[Problem requirements] Your task is to give the listing below back word for word, pictures excluded.

[Input data]
::::

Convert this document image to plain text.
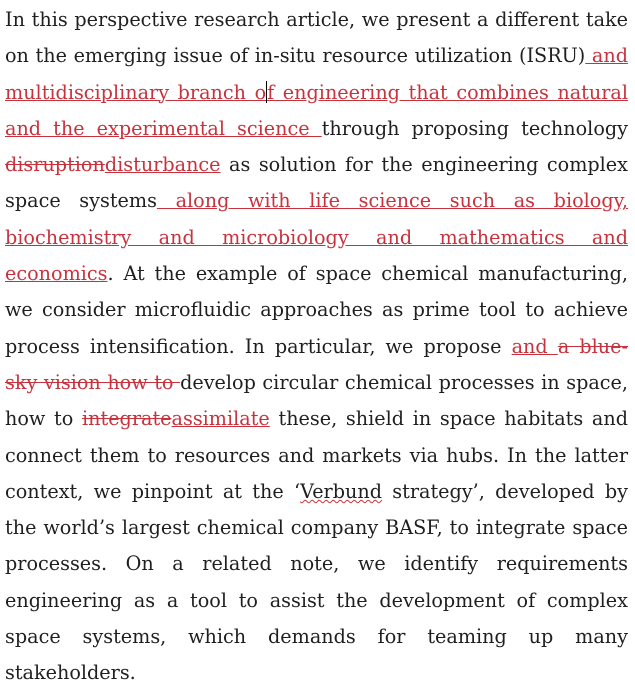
In this perspective research article, we present a different take on the emerging issue of in-situ resource utilization (ISRU) and multidisciplinary branch of engineering that combines natural and the experimental science through proposing technology disruptiondisturbance as solution for the engineering complex space systems along with life science such as biology, biochemistry and microbiology and mathematics and economics. At the example of space chemical manufacturing, we consider microfluidic approaches as prime tool to achieve process intensification. In particular, we propose and a blue-sky vision how to develop circular chemical processes in space, how to integrateassimilate these, shield in space habitats and connect them to resources and markets via hubs. In the latter context, we pinpoint at the ‘Verbund strategy’, developed by the world’s largest chemical company BASF, to integrate space processes. On a related note, we identify requirements engineering as a tool to assist the development of complex space systems, which demands for teaming up many stakeholders.
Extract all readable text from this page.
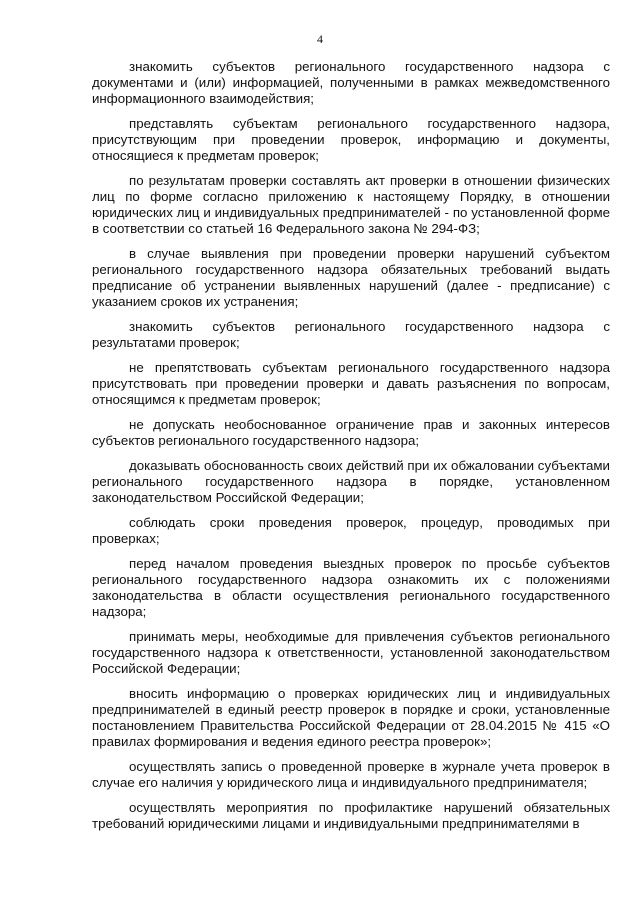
4

знакомить субъектов регионального государственного надзора с документами и (или) информацией, полученными в рамках межведомственного информационного взаимодействия;

представлять субъектам регионального государственного надзора, присутствующим при проведении проверок, информацию и документы, относящиеся к предметам проверок;

по результатам проверки составлять акт проверки в отношении физических лиц по форме согласно приложению к настоящему Порядку, в отношении юридических лиц и индивидуальных предпринимателей - по установленной форме в соответствии со статьей 16 Федерального закона № 294-ФЗ;

в случае выявления при проведении проверки нарушений субъектом регионального государственного надзора обязательных требований выдать предписание об устранении выявленных нарушений (далее - предписание) с указанием сроков их устранения;

знакомить субъектов регионального государственного надзора с результатами проверок;

не препятствовать субъектам регионального государственного надзора присутствовать при проведении проверки и давать разъяснения по вопросам, относящимся к предметам проверок;

не допускать необоснованное ограничение прав и законных интересов субъектов регионального государственного надзора;

доказывать обоснованность своих действий при их обжаловании субъектами регионального государственного надзора в порядке, установленном законодательством Российской Федерации;

соблюдать сроки проведения проверок, процедур, проводимых при проверках;

перед началом проведения выездных проверок по просьбе субъектов регионального государственного надзора ознакомить их с положениями законодательства в области осуществления регионального государственного надзора;

принимать меры, необходимые для привлечения субъектов регионального государственного надзора к ответственности, установленной законодательством Российской Федерации;

вносить информацию о проверках юридических лиц и индивидуальных предпринимателей в единый реестр проверок в порядке и сроки, установленные постановлением Правительства Российской Федерации от 28.04.2015 № 415 «О правилах формирования и ведения единого реестра проверок»;

осуществлять запись о проведенной проверке в журнале учета проверок в случае его наличия у юридического лица и индивидуального предпринимателя;

осуществлять мероприятия по профилактике нарушений обязательных требований юридическими лицами и индивидуальными предпринимателями в
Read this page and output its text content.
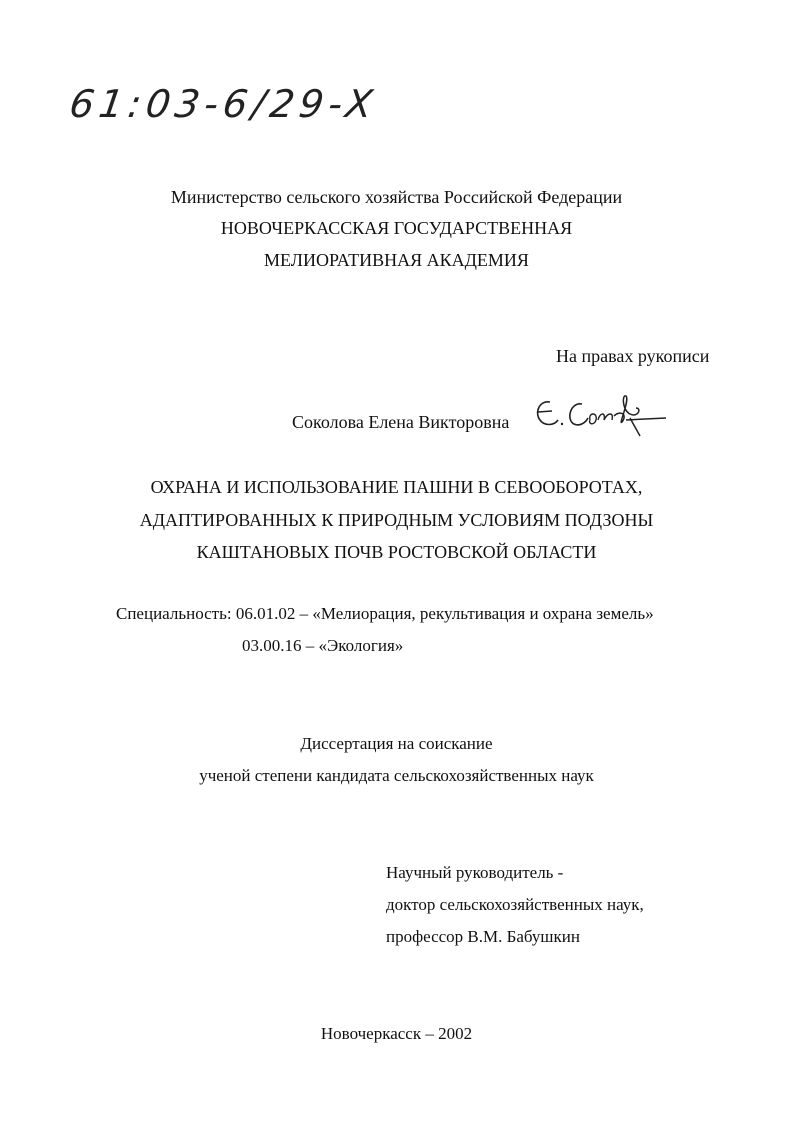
61:03-6/29-X
Министерство сельского хозяйства Российской Федерации
НОВОЧЕРКАССКАЯ ГОСУДАРСТВЕННАЯ
МЕЛИОРАТИВНАЯ АКАДЕМИЯ
На правах рукописи
Соколова Елена Викторовна
ОХРАНА И ИСПОЛЬЗОВАНИЕ ПАШНИ В СЕВООБОРОТАХ,
АДАПТИРОВАННЫХ К ПРИРОДНЫМ УСЛОВИЯМ ПОДЗОНЫ
КАШТАНОВЫХ ПОЧВ РОСТОВСКОЙ ОБЛАСТИ
Специальность: 06.01.02 – «Мелиорация, рекультивация и охрана земель»
03.00.16 – «Экология»
Диссертация на соискание
ученой степени кандидата сельскохозяйственных наук
Научный руководитель -
доктор сельскохозяйственных наук,
профессор В.М. Бабушкин
Новочеркасск – 2002
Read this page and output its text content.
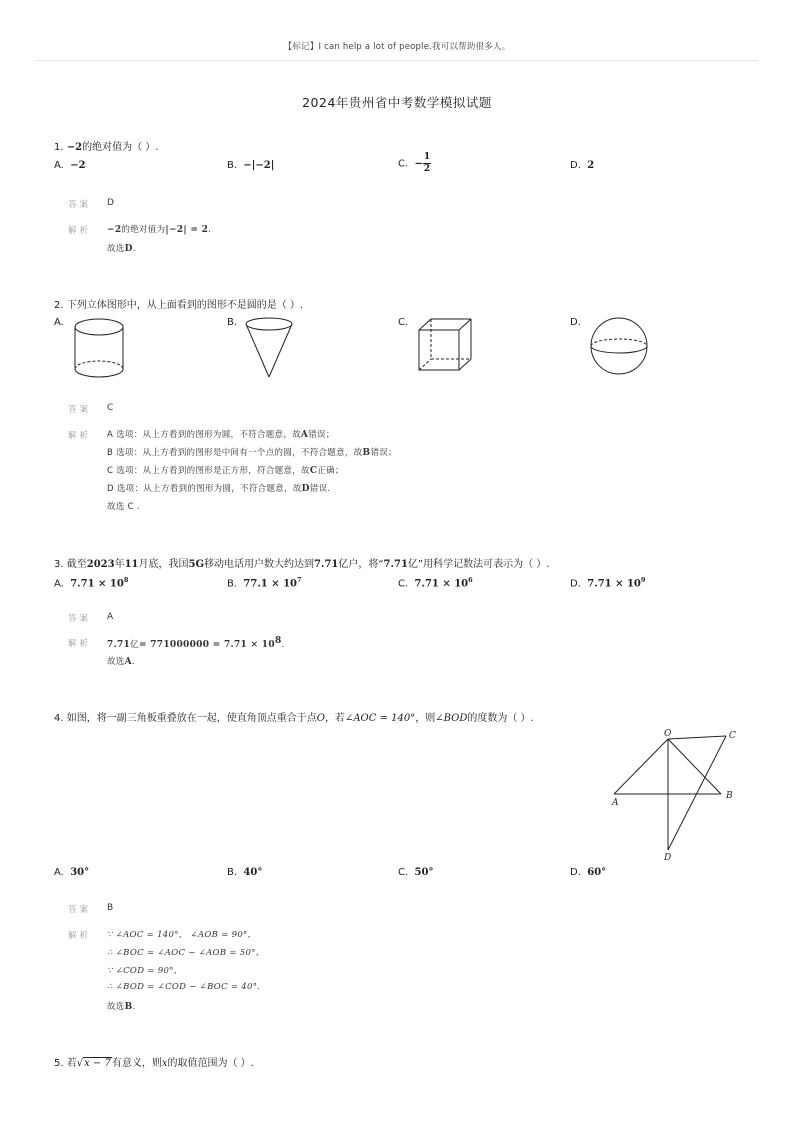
【标记】I can help a lot of people.我可以帮助很多人。
2024年贵州省中考数学模拟试题
1. −2的绝对值为（ ）.
A. −2	B. −|−2|	C. − $\frac{1}{2}$	D. 2
答案 D
解析 −2的绝对值为|−2| = 2.
故选D.
2. 下列立体图形中，从上面看到的图形不是圆的是（ ）.
A.	B.	C.	D.
答案 C
解析 A 选项：从上方看到的图形为圆，不符合题意，故A错误；
B 选项：从上方看到的图形是中间有一个点的圆，不符合题意，故B错误；
C 选项：从上方看到的图形是正方形，符合题意，故C正确；
D 选项：从上方看到的图形为圆，不符合题意，故D错误.
故选 C .
3. 截至2023年11月底，我国5G移动电话用户数大约达到7.71亿户，将“7.71亿”用科学记数法可表示为（ ）.
A. $7.71 \times 10^8$	B. $77.1 \times 10^7$	C. $7.71 \times 10^6$	D. $7.71 \times 10^9$
答案 A
解析 7.71亿= $771000000 = 7.71 \times 10^8$.
故选A.
4. 如图，将一副三角板重叠放在一起，使直角顶点重合于点O，若∠AOC = 140°，则∠BOD的度数为（ ）.
O	C
A
B
D
A. 30°	B. 40°	C. 50°	D. 60°
答案 B
解析 ∵ ∠AOC = 140°， ∠AOB = 90°，
∴ ∠BOC = ∠AOC − ∠AOB = 50°，
∵ ∠COD = 90°，
∴ ∠BOD = ∠COD − ∠BOC = 40°.
故选B.
5. 若√x − 7有意义，则x的取值范围为（ ）.
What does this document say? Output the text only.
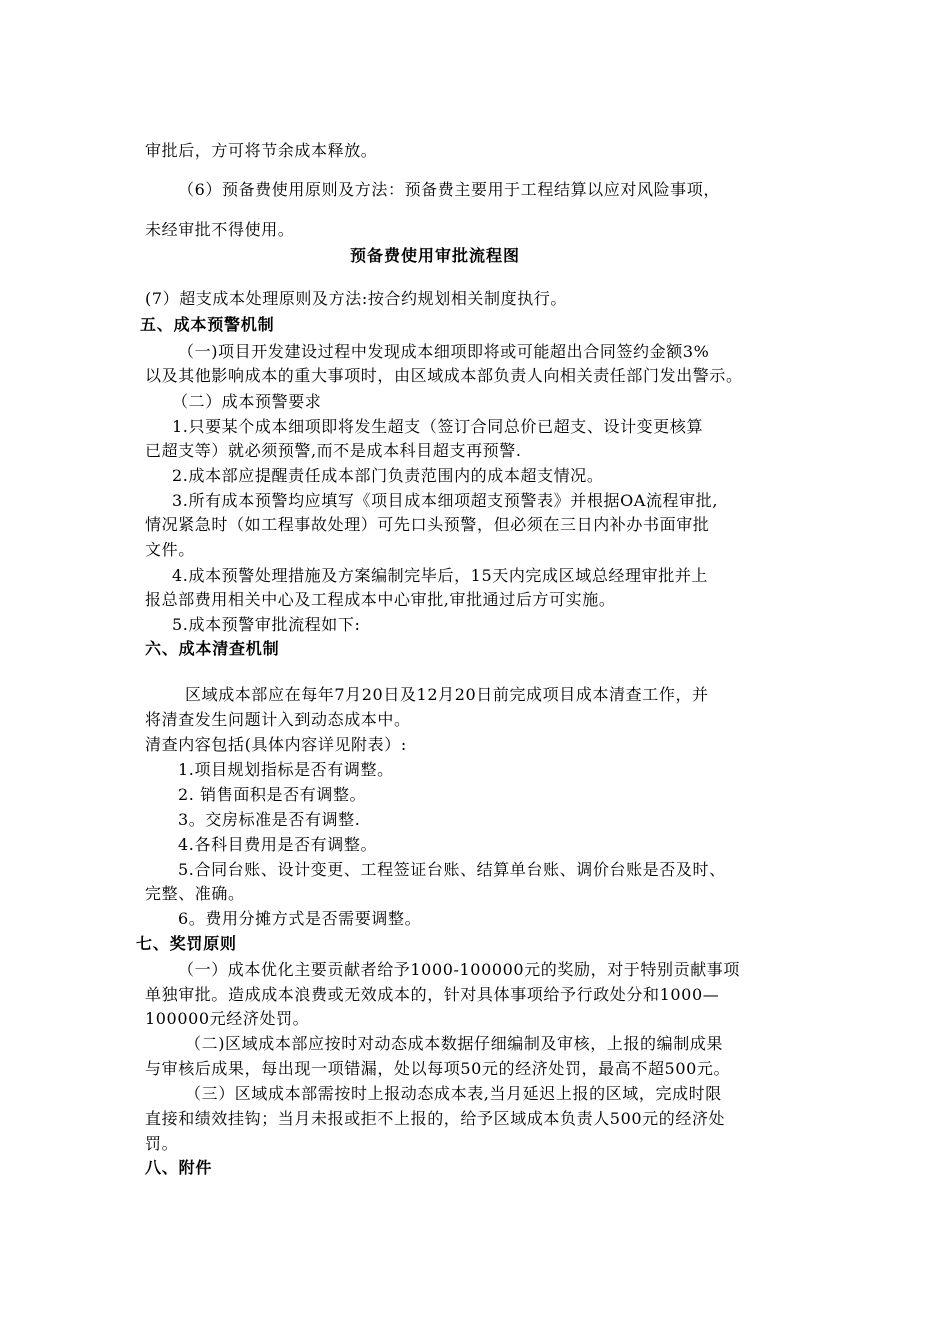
审批后，方可将节余成本释放。
（6）预备费使用原则及方法：预备费主要用于工程结算以应对风险事项，
未经审批不得使用。
预备费使用审批流程图
(7）超支成本处理原则及方法:按合约规划相关制度执行。
五、成本预警机制
（一)项目开发建设过程中发现成本细项即将或可能超出合同签约金额3%
以及其他影响成本的重大事项时，由区域成本部负责人向相关责任部门发出警示。
（二）成本预警要求
1.只要某个成本细项即将发生超支（签订合同总价已超支、设计变更核算
已超支等）就必须预警,而不是成本科目超支再预警.
2.成本部应提醒责任成本部门负责范围内的成本超支情况。
3.所有成本预警均应填写《项目成本细项超支预警表》并根据OA流程审批,
情况紧急时（如工程事故处理）可先口头预警，但必须在三日内补办书面审批
文件。
4.成本预警处理措施及方案编制完毕后，15天内完成区域总经理审批并上
报总部费用相关中心及工程成本中心审批,审批通过后方可实施。
5.成本预警审批流程如下:
六、成本清查机制
区域成本部应在每年7月20日及12月20日前完成项目成本清查工作，并
将清查发生问题计入到动态成本中。
清查内容包括(具体内容详见附表）:
1.项目规划指标是否有调整。
2. 销售面积是否有调整。
3。交房标准是否有调整.
4.各科目费用是否有调整。
5.合同台账、设计变更、工程签证台账、结算单台账、调价台账是否及时、
完整、准确。
6。费用分摊方式是否需要调整。
七、奖罚原则
（一）成本优化主要贡献者给予1000-100000元的奖励，对于特别贡献事项
单独审批。造成成本浪费或无效成本的，针对具体事项给予行政处分和1000—
100000元经济处罚。
（二)区域成本部应按时对动态成本数据仔细编制及审核，上报的编制成果
与审核后成果，每出现一项错漏，处以每项50元的经济处罚，最高不超500元。
（三）区域成本部需按时上报动态成本表,当月延迟上报的区域，完成时限
直接和绩效挂钩；当月未报或拒不上报的，给予区域成本负责人500元的经济处
罚。
八、附件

::::

[Task solution]
Convert this document image to plain text.
In this perspective research article, we present a different take on the emerging issue of in-situ resource utilization (ISRU) and multidisciplinary branch of engineering that combines natural and the experimental science through proposing technology disruptiondisturbance as solution for the engineering complex space systems along with life science such as biology, biochemistry and microbiology and mathematics and economics. At the example of space chemical manufacturing, we consider microfluidic approaches as prime tool to achieve process intensification. In particular, we propose and a blue-sky vision how to develop circular chemical processes in space, how to integrateassimilate these, shield in space habitats and connect them to resources and markets via hubs. In the latter context, we pinpoint at the ‘Verbund strategy’, developed by the world’s largest chemical company BASF, to integrate space processes. On a related note, we identify requirements engineering as a tool to assist the development of complex space systems, which demands for teaming up many stakeholders.
Extract all readable text from this page.
4

знакомить субъектов регионального государственного надзора с документами и (или) информацией, полученными в рамках межведомственного информационного взаимодействия;

представлять субъектам регионального государственного надзора, присутствующим при проведении проверок, информацию и документы, относящиеся к предметам проверок;

по результатам проверки составлять акт проверки в отношении физических лиц по форме согласно приложению к настоящему Порядку, в отношении юридических лиц и индивидуальных предпринимателей - по установленной форме в соответствии со статьей 16 Федерального закона № 294-ФЗ;

в случае выявления при проведении проверки нарушений субъектом регионального государственного надзора обязательных требований выдать предписание об устранении выявленных нарушений (далее - предписание) с указанием сроков их устранения;

знакомить субъектов регионального государственного надзора с результатами проверок;

не препятствовать субъектам регионального государственного надзора присутствовать при проведении проверки и давать разъяснения по вопросам, относящимся к предметам проверок;

не допускать необоснованное ограничение прав и законных интересов субъектов регионального государственного надзора;

доказывать обоснованность своих действий при их обжаловании субъектами регионального государственного надзора в порядке, установленном законодательством Российской Федерации;

соблюдать сроки проведения проверок, процедур, проводимых при проверках;

перед началом проведения выездных проверок по просьбе субъектов регионального государственного надзора ознакомить их с положениями законодательства в области осуществления регионального государственного надзора;

принимать меры, необходимые для привлечения субъектов регионального государственного надзора к ответственности, установленной законодательством Российской Федерации;

вносить информацию о проверках юридических лиц и индивидуальных предпринимателей в единый реестр проверок в порядке и сроки, установленные постановлением Правительства Российской Федерации от 28.04.2015 № 415 «О правилах формирования и ведения единого реестра проверок»;

осуществлять запись о проведенной проверке в журнале учета проверок в случае его наличия у юридического лица и индивидуального предпринимателя;

осуществлять мероприятия по профилактике нарушений обязательных требований юридическими лицами и индивидуальными предпринимателями в
Read this page and output its text content.
61:03-6/29-X
Министерство сельского хозяйства Российской Федерации
НОВОЧЕРКАССКАЯ ГОСУДАРСТВЕННАЯ
МЕЛИОРАТИВНАЯ АКАДЕМИЯ
На правах рукописи
Соколова Елена Викторовна
ОХРАНА И ИСПОЛЬЗОВАНИЕ ПАШНИ В СЕВООБОРОТАХ,
АДАПТИРОВАННЫХ К ПРИРОДНЫМ УСЛОВИЯМ ПОДЗОНЫ
КАШТАНОВЫХ ПОЧВ РОСТОВСКОЙ ОБЛАСТИ
Специальность: 06.01.02 – «Мелиорация, рекультивация и охрана земель»
03.00.16 – «Экология»
Диссертация на соискание
ученой степени кандидата сельскохозяйственных наук
Научный руководитель -
доктор сельскохозяйственных наук,
профессор В.М. Бабушкин
Новочеркасск – 2002
Read this page and output its text content.
【标记】I can help a lot of people.我可以帮助很多人。
2024年贵州省中考数学模拟试题
1. −2的绝对值为（ ）.
A. −2	B. −|−2|	C. − $\frac{1}{2}$	D. 2
答案 D
解析 −2的绝对值为|−2| = 2.
故选D.
2. 下列立体图形中，从上面看到的图形不是圆的是（ ）.
A.	B.	C.	D.
答案 C
解析 A 选项：从上方看到的图形为圆，不符合题意，故A错误；
B 选项：从上方看到的图形是中间有一个点的圆，不符合题意，故B错误；
C 选项：从上方看到的图形是正方形，符合题意，故C正确；
D 选项：从上方看到的图形为圆，不符合题意，故D错误.
故选 C .
3. 截至2023年11月底，我国5G移动电话用户数大约达到7.71亿户，将“7.71亿”用科学记数法可表示为（ ）.
A. $7.71 \times 10^8$	B. $77.1 \times 10^7$	C. $7.71 \times 10^6$	D. $7.71 \times 10^9$
答案 A
解析 7.71亿= $771000000 = 7.71 \times 10^8$.
故选A.
4. 如图，将一副三角板重叠放在一起，使直角顶点重合于点O，若∠AOC = 140°，则∠BOD的度数为（ ）.
O	C
A
B
D
A. 30°	B. 40°	C. 50°	D. 60°
答案 B
解析 ∵ ∠AOC = 140°， ∠AOB = 90°，
∴ ∠BOC = ∠AOC − ∠AOB = 50°，
∵ ∠COD = 90°，
∴ ∠BOD = ∠COD − ∠BOC = 40°.
故选B.
5. 若√x − 7有意义，则x的取值范围为（ ）.
What does this document say? Output the text only.
审批后，方可将节余成本释放。
（6）预备费使用原则及方法：预备费主要用于工程结算以应对风险事项，
未经审批不得使用。
预备费使用审批流程图
(7）超支成本处理原则及方法:按合约规划相关制度执行。
五、成本预警机制
（一)项目开发建设过程中发现成本细项即将或可能超出合同签约金额3%
以及其他影响成本的重大事项时，由区域成本部负责人向相关责任部门发出警示。
（二）成本预警要求
1.只要某个成本细项即将发生超支（签订合同总价已超支、设计变更核算
已超支等）就必须预警,而不是成本科目超支再预警.
2.成本部应提醒责任成本部门负责范围内的成本超支情况。
3.所有成本预警均应填写《项目成本细项超支预警表》并根据OA流程审批,
情况紧急时（如工程事故处理）可先口头预警，但必须在三日内补办书面审批
文件。
4.成本预警处理措施及方案编制完毕后，15天内完成区域总经理审批并上
报总部费用相关中心及工程成本中心审批,审批通过后方可实施。
5.成本预警审批流程如下:
六、成本清查机制
区域成本部应在每年7月20日及12月20日前完成项目成本清查工作，并
将清查发生问题计入到动态成本中。
清查内容包括(具体内容详见附表）:
1.项目规划指标是否有调整。
2. 销售面积是否有调整。
3。交房标准是否有调整.
4.各科目费用是否有调整。
5.合同台账、设计变更、工程签证台账、结算单台账、调价台账是否及时、
完整、准确。
6。费用分摊方式是否需要调整。
七、奖罚原则
（一）成本优化主要贡献者给予1000-100000元的奖励，对于特别贡献事项
单独审批。造成成本浪费或无效成本的，针对具体事项给予行政处分和1000—
100000元经济处罚。
（二)区域成本部应按时对动态成本数据仔细编制及审核，上报的编制成果
与审核后成果，每出现一项错漏，处以每项50元的经济处罚，最高不超500元。
（三）区域成本部需按时上报动态成本表,当月延迟上报的区域，完成时限
直接和绩效挂钩；当月未报或拒不上报的，给予区域成本负责人500元的经济处
罚。
八、附件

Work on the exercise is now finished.